<<<<
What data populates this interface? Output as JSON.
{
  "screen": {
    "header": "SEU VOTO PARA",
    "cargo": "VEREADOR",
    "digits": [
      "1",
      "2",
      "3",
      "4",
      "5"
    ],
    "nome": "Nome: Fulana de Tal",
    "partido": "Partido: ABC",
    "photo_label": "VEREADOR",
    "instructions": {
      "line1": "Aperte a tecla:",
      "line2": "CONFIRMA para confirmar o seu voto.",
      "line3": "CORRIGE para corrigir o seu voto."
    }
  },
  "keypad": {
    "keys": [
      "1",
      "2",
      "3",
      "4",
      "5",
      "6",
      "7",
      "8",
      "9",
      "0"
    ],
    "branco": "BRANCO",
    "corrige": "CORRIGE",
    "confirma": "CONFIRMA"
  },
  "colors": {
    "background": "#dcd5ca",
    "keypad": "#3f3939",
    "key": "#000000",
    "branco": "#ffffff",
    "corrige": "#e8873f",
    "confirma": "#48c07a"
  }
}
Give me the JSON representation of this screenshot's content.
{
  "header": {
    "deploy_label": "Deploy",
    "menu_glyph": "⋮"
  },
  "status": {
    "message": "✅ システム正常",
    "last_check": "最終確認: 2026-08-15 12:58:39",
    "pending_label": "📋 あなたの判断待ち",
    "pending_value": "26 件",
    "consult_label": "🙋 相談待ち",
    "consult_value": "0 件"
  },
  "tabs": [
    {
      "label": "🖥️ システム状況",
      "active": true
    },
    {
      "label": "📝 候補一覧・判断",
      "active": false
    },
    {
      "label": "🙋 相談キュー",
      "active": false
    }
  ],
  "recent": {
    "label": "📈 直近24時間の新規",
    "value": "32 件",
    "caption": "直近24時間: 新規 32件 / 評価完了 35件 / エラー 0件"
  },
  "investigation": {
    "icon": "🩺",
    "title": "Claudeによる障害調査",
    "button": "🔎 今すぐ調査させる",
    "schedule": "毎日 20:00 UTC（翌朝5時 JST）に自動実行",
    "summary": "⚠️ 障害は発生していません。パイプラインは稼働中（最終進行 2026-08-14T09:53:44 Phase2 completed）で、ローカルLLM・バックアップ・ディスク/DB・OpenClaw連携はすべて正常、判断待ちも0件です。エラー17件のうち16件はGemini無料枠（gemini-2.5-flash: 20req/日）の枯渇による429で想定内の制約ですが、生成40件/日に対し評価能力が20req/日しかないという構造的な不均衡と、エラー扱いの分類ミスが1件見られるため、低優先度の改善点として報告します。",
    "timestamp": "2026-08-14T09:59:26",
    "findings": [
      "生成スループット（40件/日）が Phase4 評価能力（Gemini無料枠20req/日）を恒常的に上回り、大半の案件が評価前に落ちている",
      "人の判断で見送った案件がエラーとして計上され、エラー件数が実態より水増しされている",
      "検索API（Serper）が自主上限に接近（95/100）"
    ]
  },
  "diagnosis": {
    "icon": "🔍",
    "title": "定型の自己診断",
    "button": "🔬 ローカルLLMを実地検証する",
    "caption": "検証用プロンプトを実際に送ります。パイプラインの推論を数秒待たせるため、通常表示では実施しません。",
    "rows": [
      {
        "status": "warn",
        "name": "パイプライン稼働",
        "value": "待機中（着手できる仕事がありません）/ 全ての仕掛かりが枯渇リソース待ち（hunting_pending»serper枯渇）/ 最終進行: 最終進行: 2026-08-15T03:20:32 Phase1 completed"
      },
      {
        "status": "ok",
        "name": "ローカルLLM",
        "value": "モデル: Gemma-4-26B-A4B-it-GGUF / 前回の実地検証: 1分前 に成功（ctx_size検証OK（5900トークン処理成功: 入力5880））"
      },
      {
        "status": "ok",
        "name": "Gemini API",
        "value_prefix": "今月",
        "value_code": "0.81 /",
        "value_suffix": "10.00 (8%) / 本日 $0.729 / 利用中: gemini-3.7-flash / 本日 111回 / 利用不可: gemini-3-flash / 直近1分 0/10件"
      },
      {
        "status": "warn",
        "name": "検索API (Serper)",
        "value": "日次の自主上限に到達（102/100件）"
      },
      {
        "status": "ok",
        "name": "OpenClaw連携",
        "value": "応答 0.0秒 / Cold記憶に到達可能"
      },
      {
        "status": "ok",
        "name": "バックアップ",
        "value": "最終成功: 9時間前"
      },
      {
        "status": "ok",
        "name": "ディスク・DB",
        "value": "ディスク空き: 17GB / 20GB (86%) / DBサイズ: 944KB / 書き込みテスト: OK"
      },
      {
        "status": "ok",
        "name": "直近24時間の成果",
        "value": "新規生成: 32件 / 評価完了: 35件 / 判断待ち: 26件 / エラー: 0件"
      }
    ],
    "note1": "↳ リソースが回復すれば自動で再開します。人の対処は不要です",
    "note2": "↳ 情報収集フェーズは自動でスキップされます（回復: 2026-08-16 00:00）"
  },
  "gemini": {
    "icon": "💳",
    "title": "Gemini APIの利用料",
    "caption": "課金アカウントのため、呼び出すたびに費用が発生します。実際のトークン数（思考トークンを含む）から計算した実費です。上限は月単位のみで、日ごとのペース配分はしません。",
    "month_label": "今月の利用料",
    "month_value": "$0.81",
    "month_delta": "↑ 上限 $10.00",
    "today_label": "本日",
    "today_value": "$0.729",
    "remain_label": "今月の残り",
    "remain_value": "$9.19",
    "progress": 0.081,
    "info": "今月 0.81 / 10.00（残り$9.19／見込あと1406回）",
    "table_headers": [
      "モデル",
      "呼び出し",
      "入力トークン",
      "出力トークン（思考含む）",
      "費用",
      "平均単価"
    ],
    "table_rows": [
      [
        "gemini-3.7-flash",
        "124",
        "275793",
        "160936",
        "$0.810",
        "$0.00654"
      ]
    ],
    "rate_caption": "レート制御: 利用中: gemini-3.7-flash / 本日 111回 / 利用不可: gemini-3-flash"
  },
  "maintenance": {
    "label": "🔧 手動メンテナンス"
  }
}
>>>>
-- Goal --
Search the lines for "button". Copy each line that has it.

-- Exercise answer --
    "button": "🔎 今すぐ調査させる",
    "button": "🔬 ローカルLLMを実地検証する",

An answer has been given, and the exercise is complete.